[YOUR GOAL]:
How many lines of the entries below include the word "BAND"? Answer with the number alone.
===== RECORD SET =====
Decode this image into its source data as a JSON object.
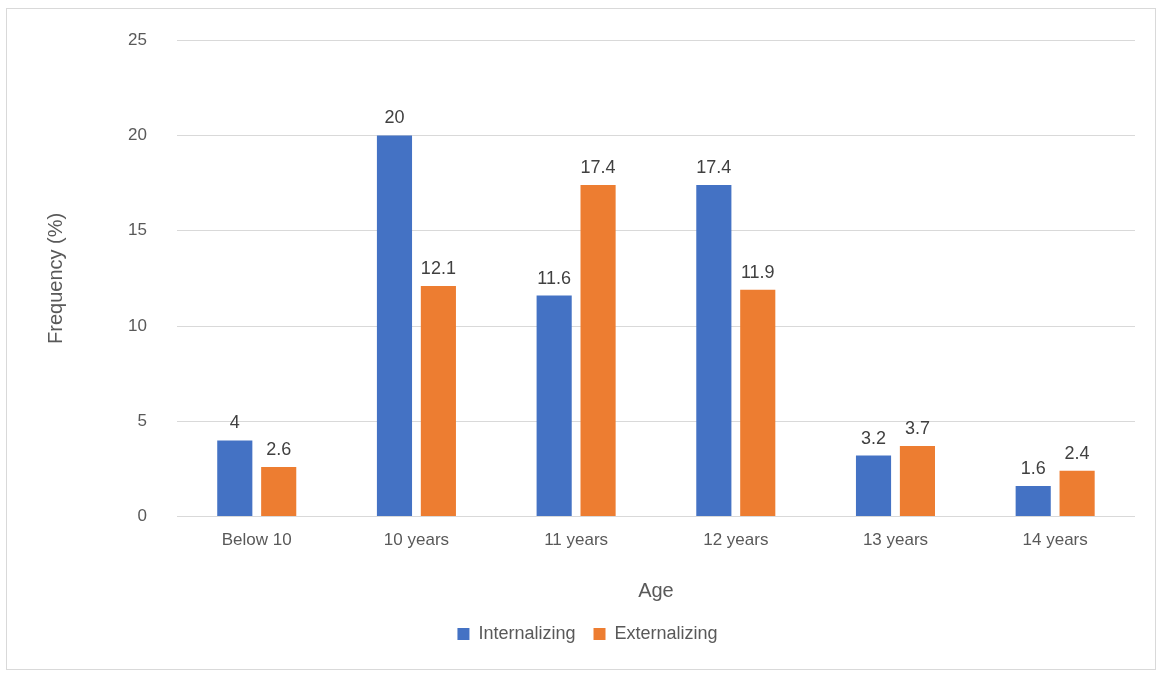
{
  "chart_data": {
    "type": "bar",
    "xlabel": "Age",
    "ylabel": "Frequency (%)",
    "categories": [
      "Below 10",
      "10 years",
      "11 years",
      "12 years",
      "13 years",
      "14 years"
    ],
    "series": [
      {
        "name": "Internalizing",
        "color": "#4472c4",
        "values": [
          4,
          20,
          11.6,
          17.4,
          3.2,
          1.6
        ]
      },
      {
        "name": "Externalizing",
        "color": "#ed7d31",
        "values": [
          2.6,
          12.1,
          17.4,
          11.9,
          3.7,
          2.4
        ]
      }
    ],
    "ylim": [
      0,
      25
    ],
    "yticks": [
      0,
      5,
      10,
      15,
      20,
      25
    ],
    "grid": "y",
    "legend": "bottom",
    "data_labels": true
  }
}
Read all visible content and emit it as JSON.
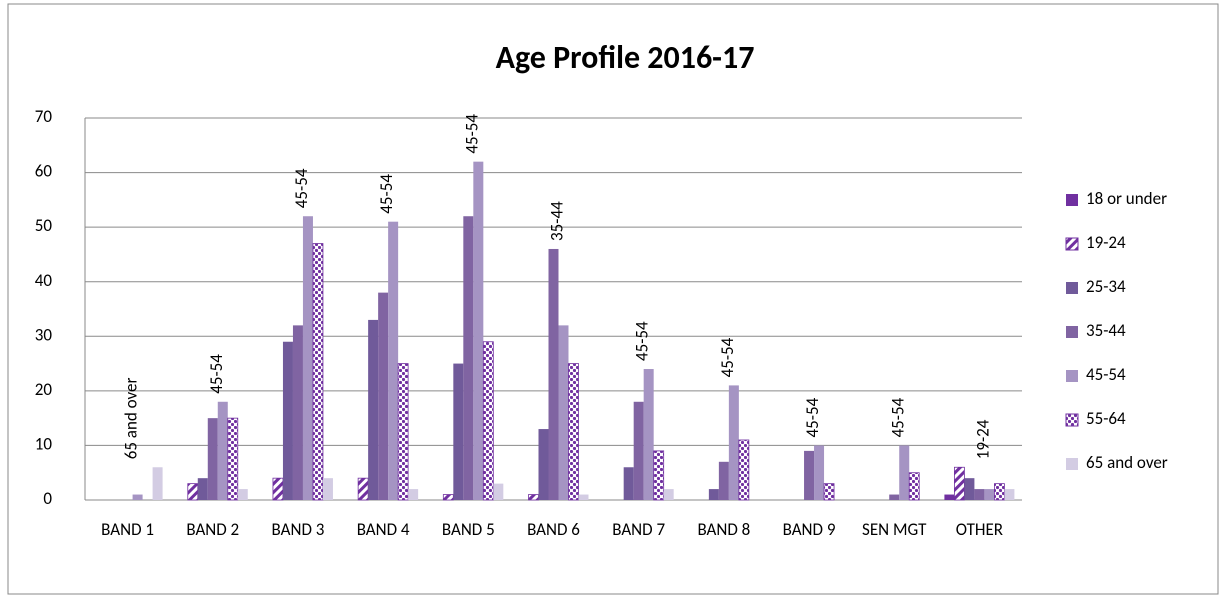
{
  "chart_data": {
    "type": "bar",
    "title": "Age Profile 2016-17",
    "categories": [
      "BAND 1",
      "BAND 2",
      "BAND 3",
      "BAND 4",
      "BAND 5",
      "BAND 6",
      "BAND 7",
      "BAND 8",
      "BAND 9",
      "SEN MGT",
      "OTHER"
    ],
    "group_labels": [
      "65 and over",
      "45-54",
      "45-54",
      "45-54",
      "45-54",
      "35-44",
      "45-54",
      "45-54",
      "45-54",
      "45-54",
      "19-24"
    ],
    "series": [
      {
        "name": "18 or under",
        "color": "#7030a0",
        "pattern": "solid",
        "values": [
          0,
          0,
          0,
          0,
          0,
          0,
          0,
          0,
          0,
          0,
          1
        ]
      },
      {
        "name": "19-24",
        "color": "#7030a0",
        "pattern": "hatch",
        "values": [
          0,
          3,
          4,
          4,
          1,
          1,
          0,
          0,
          0,
          0,
          6
        ]
      },
      {
        "name": "25-34",
        "color": "#705a9a",
        "pattern": "solid",
        "values": [
          0,
          4,
          29,
          33,
          25,
          13,
          6,
          2,
          0,
          0,
          4
        ]
      },
      {
        "name": "35-44",
        "color": "#8064a2",
        "pattern": "solid",
        "values": [
          0,
          15,
          32,
          38,
          52,
          46,
          18,
          7,
          9,
          1,
          2
        ]
      },
      {
        "name": "45-54",
        "color": "#a594c3",
        "pattern": "solid",
        "values": [
          1,
          18,
          52,
          51,
          62,
          32,
          24,
          21,
          10,
          10,
          2
        ]
      },
      {
        "name": "55-64",
        "color": "#7030a0",
        "pattern": "dots",
        "values": [
          0,
          15,
          47,
          25,
          29,
          25,
          9,
          11,
          3,
          5,
          3
        ]
      },
      {
        "name": "65 and over",
        "color": "#d3cce3",
        "pattern": "solid",
        "values": [
          6,
          2,
          4,
          2,
          3,
          1,
          2,
          0,
          0,
          0,
          2
        ]
      }
    ],
    "ylim": [
      0,
      70
    ],
    "yticks": [
      0,
      10,
      20,
      30,
      40,
      50,
      60,
      70
    ],
    "grid": true,
    "legend": "right"
  }
}
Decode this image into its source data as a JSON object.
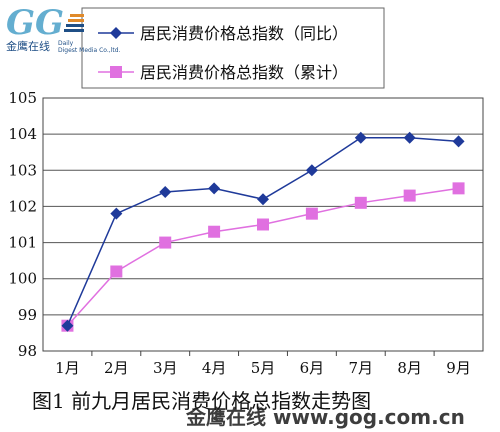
{
  "chart_data": {
    "type": "line",
    "categories": [
      "1月",
      "2月",
      "3月",
      "4月",
      "5月",
      "6月",
      "7月",
      "8月",
      "9月"
    ],
    "series": [
      {
        "name": "居民消费价格总指数（同比）",
        "values": [
          98.7,
          101.8,
          102.4,
          102.5,
          102.2,
          103.0,
          103.9,
          103.9,
          103.8
        ],
        "color": "#1f3a9a",
        "marker": "diamond"
      },
      {
        "name": "居民消费价格总指数（累计）",
        "values": [
          98.7,
          100.2,
          101.0,
          101.3,
          101.5,
          101.8,
          102.1,
          102.3,
          102.5
        ],
        "color": "#e070e0",
        "marker": "square"
      }
    ],
    "ylim": [
      98,
      105
    ],
    "yticks": [
      98,
      99,
      100,
      101,
      102,
      103,
      104,
      105
    ],
    "grid": "horizontal",
    "legend": "top",
    "caption": "图1 前九月居民消费价格总指数走势图"
  },
  "watermark": {
    "logo_mark": "GG",
    "logo_text": "金鹰在线",
    "logo_sub1": "Daily",
    "logo_sub2": "Digest Media Co.,ltd.",
    "bottom_text": "金鹰在线 www.gog.com.cn"
  }
}
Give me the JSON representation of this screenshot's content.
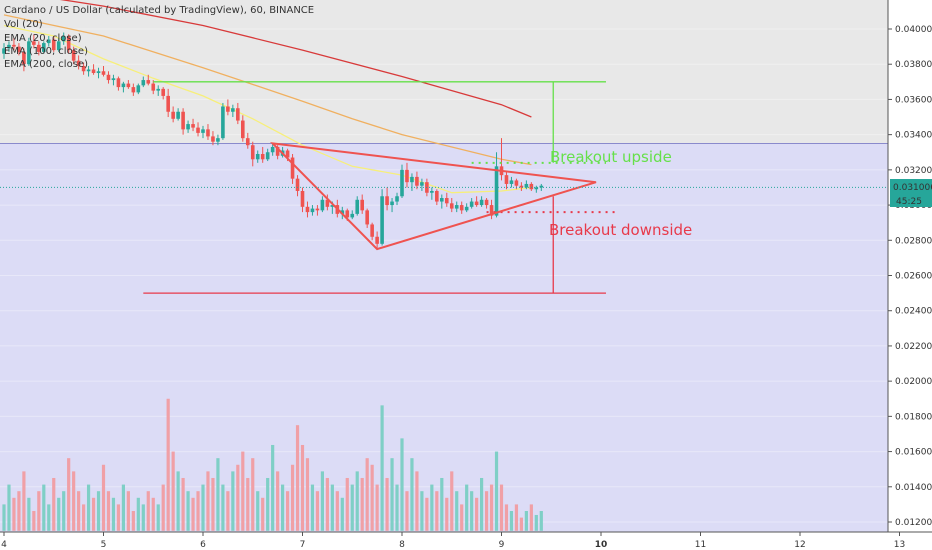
{
  "legend": {
    "title": "Cardano / US Dollar (calculated by TradingView), 60, BINANCE",
    "vol": "Vol (20)",
    "ema20": "EMA (20, close)",
    "ema100": "EMA (100, close)",
    "ema200": "EMA (200, close)"
  },
  "price_tag": {
    "value": "0.031006",
    "timer": "45:25",
    "color": "#26a69a"
  },
  "annotations": {
    "up": {
      "text": "Breakout upside",
      "color": "#66e04a"
    },
    "down": {
      "text": "Breakout downside",
      "color": "#e8394a"
    }
  },
  "colors": {
    "up_candle": "#26a69a",
    "down_candle": "#ef5350",
    "up_volume": "#7fcfc6",
    "down_volume": "#f0a0a6",
    "ema20": "#f7ef7a",
    "ema100": "#f0b060",
    "ema200": "#d83a3a",
    "shade_top": "#e8e8e8",
    "shade_bottom": "#dcdcf6",
    "triangle": "#ef5350"
  },
  "chart_data": {
    "type": "candlestick",
    "x_ticks": [
      "4",
      "5",
      "6",
      "7",
      "8",
      "9",
      "10",
      "11",
      "12",
      "13"
    ],
    "y_ticks": [
      "0.040000",
      "0.038000",
      "0.036000",
      "0.034000",
      "0.032000",
      "0.030000",
      "0.028000",
      "0.026000",
      "0.024000",
      "0.022000",
      "0.020000",
      "0.018000",
      "0.016000",
      "0.014000",
      "0.012000"
    ],
    "ylim": [
      0.0115,
      0.0413
    ],
    "xlim": [
      4.0,
      13.0
    ],
    "current_price": 0.031006,
    "target_up": 0.037,
    "target_down": 0.025,
    "dotted_upper": 0.0324,
    "dotted_lower": 0.0296,
    "shade_boundary": 0.0335,
    "triangle": {
      "upper_line": [
        [
          6.7,
          0.0335
        ],
        [
          9.95,
          0.0313
        ]
      ],
      "lower_line": [
        [
          7.75,
          0.0275
        ],
        [
          9.95,
          0.0313
        ]
      ]
    },
    "measured_move": {
      "x": 9.52,
      "top": 0.037,
      "bottom": 0.025,
      "up_from": 0.0324,
      "down_from": 0.0305
    },
    "ema20": [
      [
        4.0,
        0.0402
      ],
      [
        4.5,
        0.0396
      ],
      [
        5.0,
        0.0383
      ],
      [
        5.5,
        0.0372
      ],
      [
        6.0,
        0.0362
      ],
      [
        6.5,
        0.0349
      ],
      [
        7.0,
        0.0334
      ],
      [
        7.5,
        0.0322
      ],
      [
        8.0,
        0.0317
      ],
      [
        8.5,
        0.0307
      ],
      [
        9.0,
        0.0308
      ],
      [
        9.3,
        0.031
      ]
    ],
    "ema100": [
      [
        4.0,
        0.0408
      ],
      [
        5.0,
        0.0396
      ],
      [
        6.0,
        0.0378
      ],
      [
        7.0,
        0.0359
      ],
      [
        7.5,
        0.0349
      ],
      [
        8.0,
        0.034
      ],
      [
        8.5,
        0.0333
      ],
      [
        9.0,
        0.0326
      ],
      [
        9.3,
        0.0323
      ]
    ],
    "ema200": [
      [
        4.2,
        0.042
      ],
      [
        5.0,
        0.0413
      ],
      [
        6.0,
        0.0402
      ],
      [
        7.0,
        0.0388
      ],
      [
        8.0,
        0.0373
      ],
      [
        8.5,
        0.0365
      ],
      [
        9.0,
        0.0357
      ],
      [
        9.3,
        0.035
      ]
    ],
    "candles": [
      [
        4.0,
        0.0386,
        0.0392,
        0.0383,
        0.0389
      ],
      [
        4.05,
        0.0389,
        0.0393,
        0.0387,
        0.0391
      ],
      [
        4.1,
        0.0391,
        0.0395,
        0.0388,
        0.039
      ],
      [
        4.15,
        0.039,
        0.0392,
        0.0385,
        0.0387
      ],
      [
        4.2,
        0.0387,
        0.0389,
        0.0376,
        0.038
      ],
      [
        4.25,
        0.038,
        0.0395,
        0.0379,
        0.0393
      ],
      [
        4.3,
        0.0393,
        0.0397,
        0.0389,
        0.0391
      ],
      [
        4.35,
        0.0391,
        0.0393,
        0.0385,
        0.0387
      ],
      [
        4.4,
        0.0387,
        0.0393,
        0.0386,
        0.0392
      ],
      [
        4.45,
        0.0392,
        0.0396,
        0.039,
        0.0394
      ],
      [
        4.5,
        0.0394,
        0.0396,
        0.0387,
        0.0388
      ],
      [
        4.55,
        0.0388,
        0.0395,
        0.0387,
        0.0393
      ],
      [
        4.6,
        0.0393,
        0.0398,
        0.0391,
        0.0396
      ],
      [
        4.65,
        0.0396,
        0.0397,
        0.0386,
        0.0388
      ],
      [
        4.7,
        0.0388,
        0.039,
        0.038,
        0.0382
      ],
      [
        4.75,
        0.0382,
        0.0385,
        0.0377,
        0.0379
      ],
      [
        4.8,
        0.0379,
        0.0381,
        0.0374,
        0.0376
      ],
      [
        4.85,
        0.0376,
        0.0379,
        0.0373,
        0.0377
      ],
      [
        4.9,
        0.0377,
        0.038,
        0.0374,
        0.0375
      ],
      [
        4.95,
        0.0375,
        0.0378,
        0.0372,
        0.0376
      ],
      [
        5.0,
        0.0376,
        0.0379,
        0.0373,
        0.0374
      ],
      [
        5.05,
        0.0374,
        0.0376,
        0.0369,
        0.0371
      ],
      [
        5.1,
        0.0371,
        0.0374,
        0.0368,
        0.0372
      ],
      [
        5.15,
        0.0372,
        0.0373,
        0.0365,
        0.0367
      ],
      [
        5.2,
        0.0367,
        0.037,
        0.0364,
        0.0369
      ],
      [
        5.25,
        0.0369,
        0.0371,
        0.0366,
        0.0367
      ],
      [
        5.3,
        0.0367,
        0.0369,
        0.0362,
        0.0364
      ],
      [
        5.35,
        0.0364,
        0.0369,
        0.0363,
        0.0368
      ],
      [
        5.4,
        0.0368,
        0.0373,
        0.0367,
        0.0371
      ],
      [
        5.45,
        0.0371,
        0.0374,
        0.0368,
        0.0369
      ],
      [
        5.5,
        0.0369,
        0.0371,
        0.0363,
        0.0365
      ],
      [
        5.55,
        0.0365,
        0.0368,
        0.0362,
        0.0366
      ],
      [
        5.6,
        0.0366,
        0.0367,
        0.036,
        0.0362
      ],
      [
        5.65,
        0.0362,
        0.0366,
        0.035,
        0.0353
      ],
      [
        5.7,
        0.0353,
        0.0356,
        0.0347,
        0.0349
      ],
      [
        5.75,
        0.0349,
        0.0355,
        0.0348,
        0.0353
      ],
      [
        5.8,
        0.0353,
        0.0355,
        0.034,
        0.0343
      ],
      [
        5.85,
        0.0343,
        0.0348,
        0.0341,
        0.0346
      ],
      [
        5.9,
        0.0346,
        0.0349,
        0.0342,
        0.0344
      ],
      [
        5.95,
        0.0344,
        0.0347,
        0.0339,
        0.0341
      ],
      [
        6.0,
        0.0341,
        0.0345,
        0.0338,
        0.0343
      ],
      [
        6.05,
        0.0343,
        0.0346,
        0.0337,
        0.0339
      ],
      [
        6.1,
        0.0339,
        0.0342,
        0.0334,
        0.0336
      ],
      [
        6.15,
        0.0336,
        0.034,
        0.0334,
        0.0338
      ],
      [
        6.2,
        0.0338,
        0.0358,
        0.0337,
        0.0356
      ],
      [
        6.25,
        0.0356,
        0.036,
        0.0351,
        0.0353
      ],
      [
        6.3,
        0.0353,
        0.0357,
        0.035,
        0.0355
      ],
      [
        6.35,
        0.0355,
        0.0358,
        0.0346,
        0.0348
      ],
      [
        6.4,
        0.0348,
        0.0351,
        0.0336,
        0.0338
      ],
      [
        6.45,
        0.0338,
        0.0341,
        0.0332,
        0.0334
      ],
      [
        6.5,
        0.0334,
        0.0336,
        0.0322,
        0.0326
      ],
      [
        6.55,
        0.0326,
        0.0331,
        0.0324,
        0.0329
      ],
      [
        6.6,
        0.0329,
        0.0333,
        0.0324,
        0.0326
      ],
      [
        6.65,
        0.0326,
        0.0332,
        0.0325,
        0.033
      ],
      [
        6.7,
        0.033,
        0.0335,
        0.0328,
        0.0333
      ],
      [
        6.75,
        0.0333,
        0.0334,
        0.0326,
        0.0328
      ],
      [
        6.8,
        0.0328,
        0.0333,
        0.0327,
        0.0331
      ],
      [
        6.85,
        0.0331,
        0.0332,
        0.0325,
        0.0327
      ],
      [
        6.9,
        0.0327,
        0.0329,
        0.0312,
        0.0315
      ],
      [
        6.95,
        0.0315,
        0.0317,
        0.0305,
        0.0308
      ],
      [
        7.0,
        0.0308,
        0.031,
        0.0296,
        0.0299
      ],
      [
        7.05,
        0.0299,
        0.0302,
        0.0293,
        0.0296
      ],
      [
        7.1,
        0.0296,
        0.03,
        0.0294,
        0.0298
      ],
      [
        7.15,
        0.0298,
        0.03,
        0.0294,
        0.0297
      ],
      [
        7.2,
        0.0297,
        0.0305,
        0.0296,
        0.0303
      ],
      [
        7.25,
        0.0303,
        0.0306,
        0.0297,
        0.0299
      ],
      [
        7.3,
        0.0299,
        0.0302,
        0.0295,
        0.03
      ],
      [
        7.35,
        0.03,
        0.0303,
        0.0293,
        0.0295
      ],
      [
        7.4,
        0.0295,
        0.0299,
        0.0292,
        0.0297
      ],
      [
        7.45,
        0.0297,
        0.0298,
        0.0291,
        0.0293
      ],
      [
        7.5,
        0.0293,
        0.0297,
        0.0292,
        0.0295
      ],
      [
        7.55,
        0.0295,
        0.0305,
        0.0294,
        0.0303
      ],
      [
        7.6,
        0.0303,
        0.0306,
        0.0295,
        0.0297
      ],
      [
        7.65,
        0.0297,
        0.0298,
        0.0287,
        0.0289
      ],
      [
        7.7,
        0.0289,
        0.029,
        0.028,
        0.0282
      ],
      [
        7.75,
        0.0282,
        0.0285,
        0.0275,
        0.0278
      ],
      [
        7.8,
        0.0278,
        0.0309,
        0.0277,
        0.0305
      ],
      [
        7.85,
        0.0305,
        0.031,
        0.0297,
        0.03
      ],
      [
        7.9,
        0.03,
        0.0304,
        0.0296,
        0.0302
      ],
      [
        7.95,
        0.0302,
        0.0307,
        0.03,
        0.0305
      ],
      [
        8.0,
        0.0305,
        0.0323,
        0.0304,
        0.032
      ],
      [
        8.05,
        0.032,
        0.0324,
        0.031,
        0.0313
      ],
      [
        8.1,
        0.0313,
        0.0318,
        0.0308,
        0.0316
      ],
      [
        8.15,
        0.0316,
        0.0319,
        0.0309,
        0.0311
      ],
      [
        8.2,
        0.0311,
        0.0315,
        0.0308,
        0.0313
      ],
      [
        8.25,
        0.0313,
        0.0315,
        0.0305,
        0.0307
      ],
      [
        8.3,
        0.0307,
        0.031,
        0.0303,
        0.0308
      ],
      [
        8.35,
        0.0308,
        0.0309,
        0.03,
        0.0302
      ],
      [
        8.4,
        0.0302,
        0.0306,
        0.0298,
        0.0304
      ],
      [
        8.45,
        0.0304,
        0.0307,
        0.0299,
        0.0301
      ],
      [
        8.5,
        0.0301,
        0.0304,
        0.0296,
        0.0298
      ],
      [
        8.55,
        0.0298,
        0.0302,
        0.0296,
        0.03
      ],
      [
        8.6,
        0.03,
        0.0302,
        0.0295,
        0.0297
      ],
      [
        8.65,
        0.0297,
        0.0301,
        0.0296,
        0.0299
      ],
      [
        8.7,
        0.0299,
        0.0304,
        0.0298,
        0.0302
      ],
      [
        8.75,
        0.0302,
        0.0305,
        0.0299,
        0.03
      ],
      [
        8.8,
        0.03,
        0.0305,
        0.0299,
        0.0303
      ],
      [
        8.85,
        0.0303,
        0.0304,
        0.0298,
        0.03
      ],
      [
        8.9,
        0.03,
        0.0303,
        0.0292,
        0.0294
      ],
      [
        8.95,
        0.0294,
        0.033,
        0.0293,
        0.0322
      ],
      [
        9.0,
        0.0322,
        0.0338,
        0.0314,
        0.0317
      ],
      [
        9.05,
        0.0317,
        0.0319,
        0.0309,
        0.0312
      ],
      [
        9.1,
        0.0312,
        0.0316,
        0.031,
        0.0314
      ],
      [
        9.15,
        0.0314,
        0.0315,
        0.0309,
        0.0311
      ],
      [
        9.2,
        0.0311,
        0.0313,
        0.0308,
        0.031
      ],
      [
        9.25,
        0.031,
        0.0314,
        0.0309,
        0.0312
      ],
      [
        9.3,
        0.0312,
        0.0313,
        0.0308,
        0.0309
      ],
      [
        9.35,
        0.0309,
        0.0311,
        0.0307,
        0.031
      ],
      [
        9.4,
        0.031,
        0.0312,
        0.0308,
        0.0311
      ]
    ],
    "volume_max_price": 0.019,
    "volume_base_price": 0.0115,
    "volume": [
      0.2,
      0.35,
      0.25,
      0.3,
      0.45,
      0.25,
      0.15,
      0.3,
      0.35,
      0.2,
      0.4,
      0.25,
      0.3,
      0.55,
      0.45,
      0.3,
      0.2,
      0.35,
      0.25,
      0.3,
      0.5,
      0.3,
      0.25,
      0.2,
      0.35,
      0.3,
      0.15,
      0.25,
      0.2,
      0.3,
      0.25,
      0.2,
      0.35,
      1.0,
      0.6,
      0.45,
      0.4,
      0.3,
      0.25,
      0.3,
      0.35,
      0.45,
      0.4,
      0.55,
      0.35,
      0.3,
      0.45,
      0.5,
      0.6,
      0.4,
      0.55,
      0.3,
      0.25,
      0.4,
      0.65,
      0.45,
      0.35,
      0.3,
      0.5,
      0.8,
      0.65,
      0.55,
      0.35,
      0.3,
      0.45,
      0.4,
      0.35,
      0.3,
      0.25,
      0.4,
      0.35,
      0.45,
      0.4,
      0.55,
      0.5,
      0.35,
      0.95,
      0.4,
      0.55,
      0.35,
      0.7,
      0.3,
      0.55,
      0.45,
      0.3,
      0.25,
      0.35,
      0.3,
      0.4,
      0.25,
      0.45,
      0.3,
      0.2,
      0.35,
      0.3,
      0.25,
      0.4,
      0.3,
      0.35,
      0.6,
      0.35,
      0.2,
      0.15,
      0.2,
      0.1,
      0.15,
      0.2,
      0.12,
      0.15
    ]
  }
}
=====
[SOLUTION FOR THIS PROBLEM]:
9